Provided data »
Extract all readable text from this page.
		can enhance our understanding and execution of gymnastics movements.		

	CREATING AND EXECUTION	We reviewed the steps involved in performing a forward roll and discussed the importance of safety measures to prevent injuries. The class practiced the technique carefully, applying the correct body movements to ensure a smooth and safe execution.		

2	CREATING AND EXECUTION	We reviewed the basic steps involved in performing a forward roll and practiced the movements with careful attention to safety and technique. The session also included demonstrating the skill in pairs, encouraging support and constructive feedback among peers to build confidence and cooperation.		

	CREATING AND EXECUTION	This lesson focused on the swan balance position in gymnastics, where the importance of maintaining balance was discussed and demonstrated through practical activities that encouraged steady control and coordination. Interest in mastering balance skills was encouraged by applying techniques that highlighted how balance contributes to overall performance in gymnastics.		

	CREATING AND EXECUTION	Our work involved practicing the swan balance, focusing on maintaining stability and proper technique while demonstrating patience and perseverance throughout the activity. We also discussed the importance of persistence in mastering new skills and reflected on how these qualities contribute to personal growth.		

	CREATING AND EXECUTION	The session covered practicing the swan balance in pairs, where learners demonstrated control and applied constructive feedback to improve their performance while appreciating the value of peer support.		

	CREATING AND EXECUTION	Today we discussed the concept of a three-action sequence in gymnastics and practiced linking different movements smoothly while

Written task » From the entries above, copy out every line where the string "performing" appears.

Problem solution »
	CREATING AND EXECUTION	We reviewed the steps involved in performing a forward roll and discussed the importance of safety measures to prevent injuries. The class practiced the technique carefully, applying the correct body movements to ensure a smooth and safe execution.		
2	CREATING AND EXECUTION	We reviewed the basic steps involved in performing a forward roll and practiced the movements with careful attention to safety and technique. The session also included demonstrating the skill in pairs, encouraging support and constructive feedback among peers to build confidence and cooperation.		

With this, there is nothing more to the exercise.